WHAT IS REQUIRED
Copy each line of the records that holds the string "JSON".
____ MATERIAL TO PROCESS
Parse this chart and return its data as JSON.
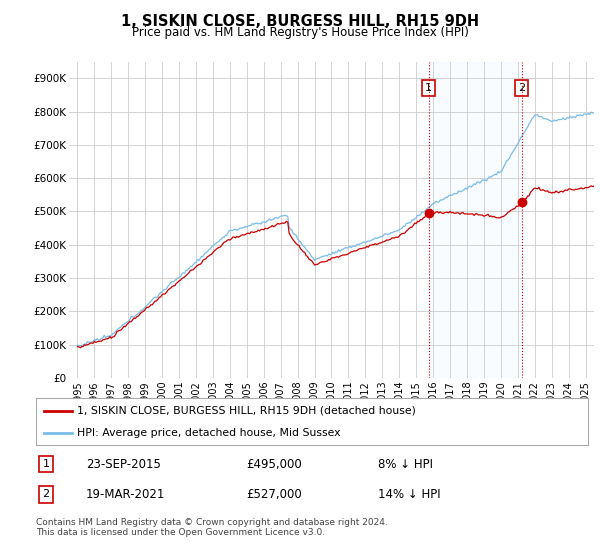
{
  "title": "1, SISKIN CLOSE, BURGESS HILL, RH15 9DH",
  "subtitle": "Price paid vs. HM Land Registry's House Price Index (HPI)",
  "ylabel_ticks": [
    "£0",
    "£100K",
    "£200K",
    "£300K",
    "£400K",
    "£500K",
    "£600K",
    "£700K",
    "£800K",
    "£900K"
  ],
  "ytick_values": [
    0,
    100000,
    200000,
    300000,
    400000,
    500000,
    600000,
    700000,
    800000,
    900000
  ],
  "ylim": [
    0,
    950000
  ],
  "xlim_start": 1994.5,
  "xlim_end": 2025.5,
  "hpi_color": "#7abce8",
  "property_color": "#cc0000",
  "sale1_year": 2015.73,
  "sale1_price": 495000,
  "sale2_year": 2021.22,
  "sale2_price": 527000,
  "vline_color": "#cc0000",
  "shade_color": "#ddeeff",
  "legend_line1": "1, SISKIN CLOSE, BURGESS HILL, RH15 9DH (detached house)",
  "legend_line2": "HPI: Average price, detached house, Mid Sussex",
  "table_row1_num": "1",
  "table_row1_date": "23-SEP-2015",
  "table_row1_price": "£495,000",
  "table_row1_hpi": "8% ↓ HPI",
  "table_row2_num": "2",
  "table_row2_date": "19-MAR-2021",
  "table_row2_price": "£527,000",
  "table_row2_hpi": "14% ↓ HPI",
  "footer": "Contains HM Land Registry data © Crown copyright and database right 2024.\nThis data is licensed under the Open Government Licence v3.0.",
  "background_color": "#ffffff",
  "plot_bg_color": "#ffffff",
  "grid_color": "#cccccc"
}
________
____ MATERIAL TO PROCESS
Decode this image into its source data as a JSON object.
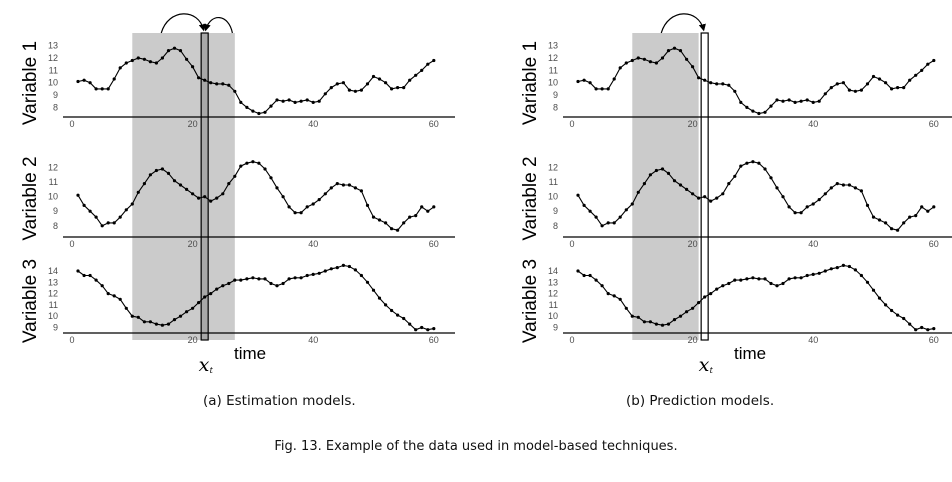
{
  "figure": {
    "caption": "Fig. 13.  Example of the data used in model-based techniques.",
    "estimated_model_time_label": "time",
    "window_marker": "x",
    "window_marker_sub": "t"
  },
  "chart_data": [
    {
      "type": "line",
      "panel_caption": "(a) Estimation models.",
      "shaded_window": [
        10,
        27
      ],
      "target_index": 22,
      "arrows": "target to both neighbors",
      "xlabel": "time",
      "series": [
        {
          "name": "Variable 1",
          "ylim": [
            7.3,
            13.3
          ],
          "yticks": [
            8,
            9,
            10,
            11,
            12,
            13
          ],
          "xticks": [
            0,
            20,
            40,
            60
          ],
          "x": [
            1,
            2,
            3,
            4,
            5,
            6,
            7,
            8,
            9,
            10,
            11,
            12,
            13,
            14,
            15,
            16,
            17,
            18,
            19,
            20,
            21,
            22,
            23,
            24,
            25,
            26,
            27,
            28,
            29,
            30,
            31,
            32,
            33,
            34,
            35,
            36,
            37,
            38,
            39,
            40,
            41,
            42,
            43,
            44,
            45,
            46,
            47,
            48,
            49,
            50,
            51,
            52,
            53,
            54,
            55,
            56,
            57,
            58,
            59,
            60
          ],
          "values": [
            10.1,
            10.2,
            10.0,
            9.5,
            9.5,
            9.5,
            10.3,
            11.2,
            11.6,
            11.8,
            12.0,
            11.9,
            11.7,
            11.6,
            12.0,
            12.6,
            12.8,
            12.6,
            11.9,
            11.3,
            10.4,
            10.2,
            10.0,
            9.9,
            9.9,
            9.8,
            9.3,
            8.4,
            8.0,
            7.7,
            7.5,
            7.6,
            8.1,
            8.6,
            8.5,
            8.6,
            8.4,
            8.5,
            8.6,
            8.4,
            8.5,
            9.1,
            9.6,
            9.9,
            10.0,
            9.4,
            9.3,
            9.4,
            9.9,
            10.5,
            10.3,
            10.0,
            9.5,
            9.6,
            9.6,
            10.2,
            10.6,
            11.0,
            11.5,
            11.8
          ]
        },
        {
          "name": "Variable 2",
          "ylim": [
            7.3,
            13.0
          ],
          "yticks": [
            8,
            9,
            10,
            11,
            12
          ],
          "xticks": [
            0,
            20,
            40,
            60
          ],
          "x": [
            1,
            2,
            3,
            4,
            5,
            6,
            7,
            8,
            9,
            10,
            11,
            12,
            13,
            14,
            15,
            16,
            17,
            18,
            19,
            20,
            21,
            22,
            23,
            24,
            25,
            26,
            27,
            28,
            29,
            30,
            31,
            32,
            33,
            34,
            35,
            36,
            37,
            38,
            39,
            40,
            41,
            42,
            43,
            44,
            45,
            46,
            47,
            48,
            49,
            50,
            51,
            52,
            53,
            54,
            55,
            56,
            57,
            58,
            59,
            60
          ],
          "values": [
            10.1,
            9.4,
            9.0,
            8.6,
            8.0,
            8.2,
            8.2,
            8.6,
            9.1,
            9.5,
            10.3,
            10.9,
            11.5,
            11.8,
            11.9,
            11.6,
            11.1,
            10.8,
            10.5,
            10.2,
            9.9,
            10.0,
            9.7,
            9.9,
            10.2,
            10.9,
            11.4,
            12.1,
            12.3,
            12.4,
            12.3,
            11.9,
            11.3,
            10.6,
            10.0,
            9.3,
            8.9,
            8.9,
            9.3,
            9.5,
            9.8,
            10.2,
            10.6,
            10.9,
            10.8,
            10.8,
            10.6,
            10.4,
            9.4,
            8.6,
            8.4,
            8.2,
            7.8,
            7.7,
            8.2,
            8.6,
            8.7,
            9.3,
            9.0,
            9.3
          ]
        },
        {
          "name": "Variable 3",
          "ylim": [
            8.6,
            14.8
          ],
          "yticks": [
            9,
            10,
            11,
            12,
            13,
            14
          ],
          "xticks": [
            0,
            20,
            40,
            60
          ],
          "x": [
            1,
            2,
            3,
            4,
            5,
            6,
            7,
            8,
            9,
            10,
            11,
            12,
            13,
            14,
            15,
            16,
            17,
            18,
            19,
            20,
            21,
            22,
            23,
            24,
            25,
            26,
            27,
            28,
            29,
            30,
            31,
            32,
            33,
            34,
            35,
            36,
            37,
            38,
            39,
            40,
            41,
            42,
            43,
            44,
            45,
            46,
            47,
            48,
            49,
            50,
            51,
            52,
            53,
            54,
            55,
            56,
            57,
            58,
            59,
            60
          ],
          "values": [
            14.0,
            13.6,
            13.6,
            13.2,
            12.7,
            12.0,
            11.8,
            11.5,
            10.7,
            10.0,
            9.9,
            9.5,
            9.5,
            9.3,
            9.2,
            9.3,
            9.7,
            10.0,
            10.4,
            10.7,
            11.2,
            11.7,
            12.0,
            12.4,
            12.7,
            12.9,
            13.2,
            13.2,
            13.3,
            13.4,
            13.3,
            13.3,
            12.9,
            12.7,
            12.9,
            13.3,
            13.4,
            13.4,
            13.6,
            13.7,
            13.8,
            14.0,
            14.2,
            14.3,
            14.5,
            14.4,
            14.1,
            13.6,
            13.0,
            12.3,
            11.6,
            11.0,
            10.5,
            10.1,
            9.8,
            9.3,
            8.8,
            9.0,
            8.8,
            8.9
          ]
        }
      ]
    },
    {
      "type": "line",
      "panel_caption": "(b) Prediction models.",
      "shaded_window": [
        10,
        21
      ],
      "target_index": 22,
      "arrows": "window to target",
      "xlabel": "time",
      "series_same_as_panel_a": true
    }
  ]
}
________
TASK SOLUTION
Parse this chart and return its data as JSON.
Decode this image into its source data as a JSON object.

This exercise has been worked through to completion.